> **What is expected**:
Give back the full material, exactly as it reads.

> **Records for processing**:
* begin *

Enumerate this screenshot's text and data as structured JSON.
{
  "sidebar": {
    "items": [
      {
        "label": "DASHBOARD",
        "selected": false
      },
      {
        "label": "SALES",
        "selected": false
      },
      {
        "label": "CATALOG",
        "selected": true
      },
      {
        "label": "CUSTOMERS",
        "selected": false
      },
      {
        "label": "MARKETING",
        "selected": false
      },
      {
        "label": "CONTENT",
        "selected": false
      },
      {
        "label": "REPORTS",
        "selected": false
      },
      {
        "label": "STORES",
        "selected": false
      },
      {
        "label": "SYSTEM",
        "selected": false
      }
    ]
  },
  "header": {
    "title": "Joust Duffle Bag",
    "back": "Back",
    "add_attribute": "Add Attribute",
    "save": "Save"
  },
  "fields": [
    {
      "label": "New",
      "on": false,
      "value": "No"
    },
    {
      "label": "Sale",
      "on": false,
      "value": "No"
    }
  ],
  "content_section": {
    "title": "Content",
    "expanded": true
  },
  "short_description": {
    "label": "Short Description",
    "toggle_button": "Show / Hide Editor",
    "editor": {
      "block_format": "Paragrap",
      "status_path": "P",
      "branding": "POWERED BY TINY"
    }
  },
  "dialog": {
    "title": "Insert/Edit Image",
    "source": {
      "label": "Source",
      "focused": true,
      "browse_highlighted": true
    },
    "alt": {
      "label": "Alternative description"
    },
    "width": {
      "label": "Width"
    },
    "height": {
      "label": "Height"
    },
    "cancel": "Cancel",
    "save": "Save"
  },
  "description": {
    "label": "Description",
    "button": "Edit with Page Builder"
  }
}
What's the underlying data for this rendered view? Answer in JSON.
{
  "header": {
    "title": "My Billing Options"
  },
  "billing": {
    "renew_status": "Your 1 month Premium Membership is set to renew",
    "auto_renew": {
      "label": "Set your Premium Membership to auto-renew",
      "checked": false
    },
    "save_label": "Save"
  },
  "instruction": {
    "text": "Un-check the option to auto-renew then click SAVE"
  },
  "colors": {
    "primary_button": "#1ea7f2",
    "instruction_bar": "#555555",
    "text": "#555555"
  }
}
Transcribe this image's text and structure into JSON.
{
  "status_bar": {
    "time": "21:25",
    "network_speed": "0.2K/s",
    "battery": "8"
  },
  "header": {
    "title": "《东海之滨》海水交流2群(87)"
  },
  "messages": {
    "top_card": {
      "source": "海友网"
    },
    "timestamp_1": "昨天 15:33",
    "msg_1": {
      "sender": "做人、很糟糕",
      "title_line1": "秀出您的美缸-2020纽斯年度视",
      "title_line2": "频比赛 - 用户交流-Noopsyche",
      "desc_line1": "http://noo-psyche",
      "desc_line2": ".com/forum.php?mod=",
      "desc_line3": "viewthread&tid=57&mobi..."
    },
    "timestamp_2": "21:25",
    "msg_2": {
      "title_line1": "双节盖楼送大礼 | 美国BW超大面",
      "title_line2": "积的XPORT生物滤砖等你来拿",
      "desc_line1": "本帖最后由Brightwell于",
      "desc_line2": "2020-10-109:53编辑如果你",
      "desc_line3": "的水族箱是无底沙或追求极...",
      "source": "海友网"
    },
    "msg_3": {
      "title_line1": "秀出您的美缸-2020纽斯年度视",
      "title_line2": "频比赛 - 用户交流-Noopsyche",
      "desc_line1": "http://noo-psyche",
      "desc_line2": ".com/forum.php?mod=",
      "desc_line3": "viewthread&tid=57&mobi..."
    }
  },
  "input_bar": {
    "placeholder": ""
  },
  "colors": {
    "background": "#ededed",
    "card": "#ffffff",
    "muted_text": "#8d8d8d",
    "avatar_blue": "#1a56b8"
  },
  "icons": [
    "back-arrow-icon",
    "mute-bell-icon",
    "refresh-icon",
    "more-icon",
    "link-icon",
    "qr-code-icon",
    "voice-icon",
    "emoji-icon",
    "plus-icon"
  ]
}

* end *

> **Result**:
Enumerate this screenshot's text and data as structured JSON.
{
  "sidebar": {
    "items": [
      {
        "label": "DASHBOARD",
        "selected": false
      },
      {
        "label": "SALES",
        "selected": false
      },
      {
        "label": "CATALOG",
        "selected": true
      },
      {
        "label": "CUSTOMERS",
        "selected": false
      },
      {
        "label": "MARKETING",
        "selected": false
      },
      {
        "label": "CONTENT",
        "selected": false
      },
      {
        "label": "REPORTS",
        "selected": false
      },
      {
        "label": "STORES",
        "selected": false
      },
      {
        "label": "SYSTEM",
        "selected": false
      }
    ]
  },
  "header": {
    "title": "Joust Duffle Bag",
    "back": "Back",
    "add_attribute": "Add Attribute",
    "save": "Save"
  },
  "fields": [
    {
      "label": "New",
      "on": false,
      "value": "No"
    },
    {
      "label": "Sale",
      "on": false,
      "value": "No"
    }
  ],
  "content_section": {
    "title": "Content",
    "expanded": true
  },
  "short_description": {
    "label": "Short Description",
    "toggle_button": "Show / Hide Editor",
    "editor": {
      "block_format": "Paragrap",
      "status_path": "P",
      "branding": "POWERED BY TINY"
    }
  },
  "dialog": {
    "title": "Insert/Edit Image",
    "source": {
      "label": "Source",
      "focused": true,
      "browse_highlighted": true
    },
    "alt": {
      "label": "Alternative description"
    },
    "width": {
      "label": "Width"
    },
    "height": {
      "label": "Height"
    },
    "cancel": "Cancel",
    "save": "Save"
  },
  "description": {
    "label": "Description",
    "button": "Edit with Page Builder"
  }
}
What's the underlying data for this rendered view? Answer in JSON.
{
  "header": {
    "title": "My Billing Options"
  },
  "billing": {
    "renew_status": "Your 1 month Premium Membership is set to renew",
    "auto_renew": {
      "label": "Set your Premium Membership to auto-renew",
      "checked": false
    },
    "save_label": "Save"
  },
  "instruction": {
    "text": "Un-check the option to auto-renew then click SAVE"
  },
  "colors": {
    "primary_button": "#1ea7f2",
    "instruction_bar": "#555555",
    "text": "#555555"
  }
}
Transcribe this image's text and structure into JSON.
{
  "status_bar": {
    "time": "21:25",
    "network_speed": "0.2K/s",
    "battery": "8"
  },
  "header": {
    "title": "《东海之滨》海水交流2群(87)"
  },
  "messages": {
    "top_card": {
      "source": "海友网"
    },
    "timestamp_1": "昨天 15:33",
    "msg_1": {
      "sender": "做人、很糟糕",
      "title_line1": "秀出您的美缸-2020纽斯年度视",
      "title_line2": "频比赛 - 用户交流-Noopsyche",
      "desc_line1": "http://noo-psyche",
      "desc_line2": ".com/forum.php?mod=",
      "desc_line3": "viewthread&tid=57&mobi..."
    },
    "timestamp_2": "21:25",
    "msg_2": {
      "title_line1": "双节盖楼送大礼 | 美国BW超大面",
      "title_line2": "积的XPORT生物滤砖等你来拿",
      "desc_line1": "本帖最后由Brightwell于",
      "desc_line2": "2020-10-109:53编辑如果你",
      "desc_line3": "的水族箱是无底沙或追求极...",
      "source": "海友网"
    },
    "msg_3": {
      "title_line1": "秀出您的美缸-2020纽斯年度视",
      "title_line2": "频比赛 - 用户交流-Noopsyche",
      "desc_line1": "http://noo-psyche",
      "desc_line2": ".com/forum.php?mod=",
      "desc_line3": "viewthread&tid=57&mobi..."
    }
  },
  "input_bar": {
    "placeholder": ""
  },
  "colors": {
    "background": "#ededed",
    "card": "#ffffff",
    "muted_text": "#8d8d8d",
    "avatar_blue": "#1a56b8"
  },
  "icons": [
    "back-arrow-icon",
    "mute-bell-icon",
    "refresh-icon",
    "more-icon",
    "link-icon",
    "qr-code-icon",
    "voice-icon",
    "emoji-icon",
    "plus-icon"
  ]
}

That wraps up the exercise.